* **RECORDS FOR THIS TASK**:
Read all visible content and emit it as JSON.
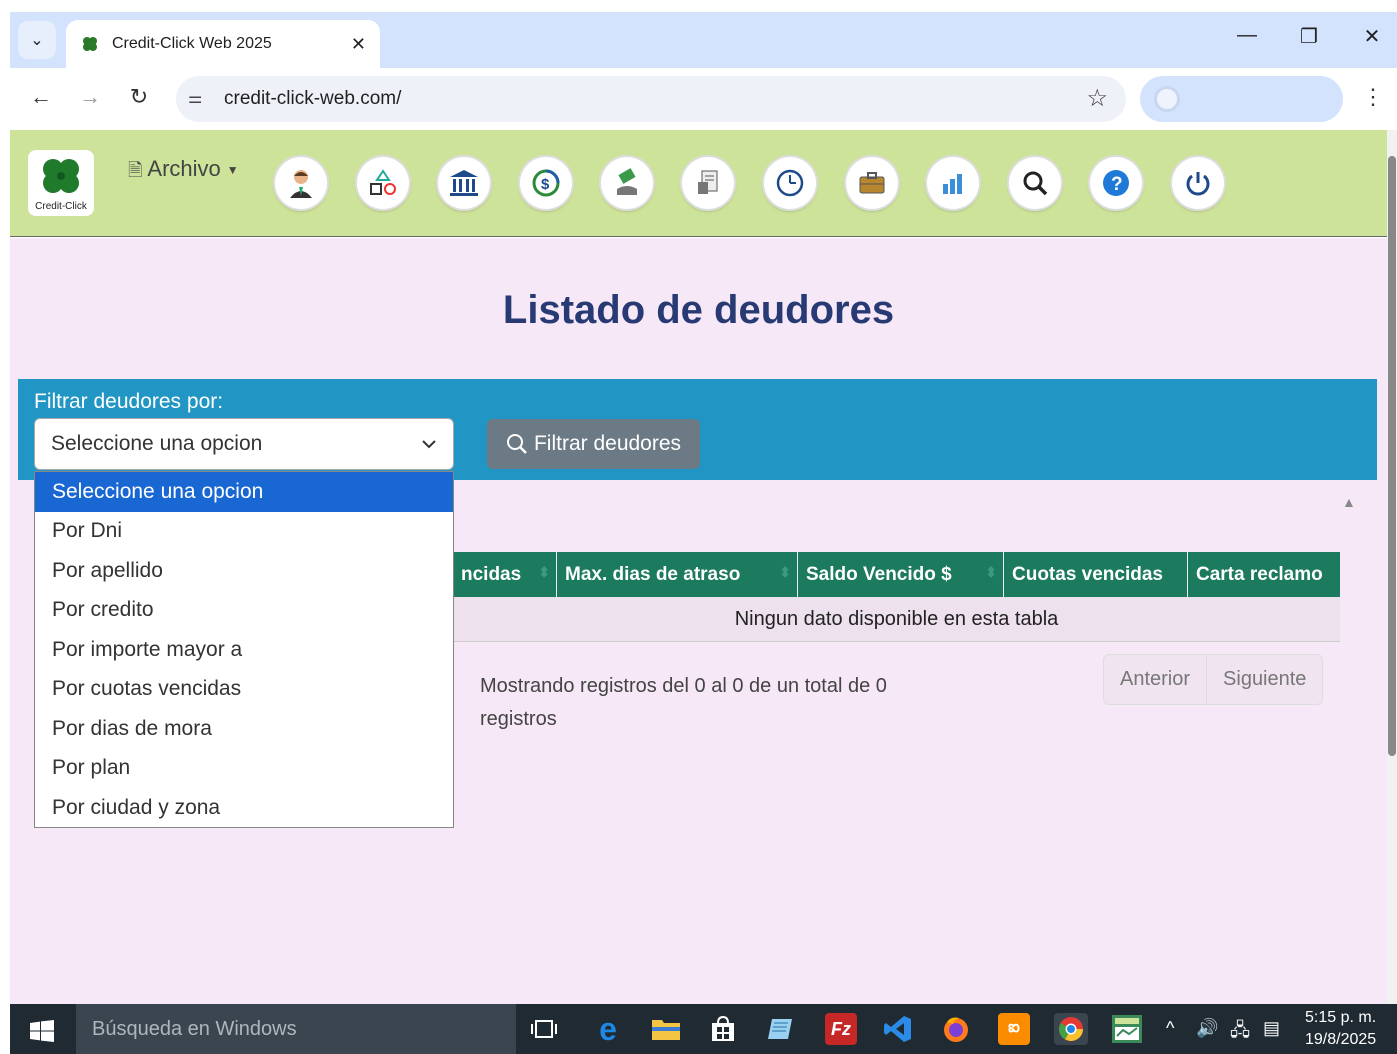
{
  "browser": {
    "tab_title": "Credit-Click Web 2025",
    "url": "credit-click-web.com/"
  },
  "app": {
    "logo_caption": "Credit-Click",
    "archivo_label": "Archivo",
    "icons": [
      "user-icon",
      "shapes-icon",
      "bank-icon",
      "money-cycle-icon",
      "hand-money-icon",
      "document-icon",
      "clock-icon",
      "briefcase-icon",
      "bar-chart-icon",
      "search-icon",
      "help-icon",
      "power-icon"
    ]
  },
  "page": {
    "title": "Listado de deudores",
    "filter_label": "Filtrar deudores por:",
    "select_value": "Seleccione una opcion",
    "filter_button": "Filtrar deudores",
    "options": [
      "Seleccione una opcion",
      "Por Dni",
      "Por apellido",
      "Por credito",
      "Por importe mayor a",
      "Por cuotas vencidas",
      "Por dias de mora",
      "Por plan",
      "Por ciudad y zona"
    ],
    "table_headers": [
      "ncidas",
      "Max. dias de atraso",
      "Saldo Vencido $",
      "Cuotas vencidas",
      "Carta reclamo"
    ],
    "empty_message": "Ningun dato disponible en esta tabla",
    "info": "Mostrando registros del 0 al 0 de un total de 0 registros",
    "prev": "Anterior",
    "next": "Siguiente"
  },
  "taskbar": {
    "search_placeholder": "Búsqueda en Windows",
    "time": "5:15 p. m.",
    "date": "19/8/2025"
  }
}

* **STATED GOAL**: Show each line in the entries that holds the string "opcion".

* **TASK ANSWER**:
    "select_value": "Seleccione una opcion",
      "Seleccione una opcion",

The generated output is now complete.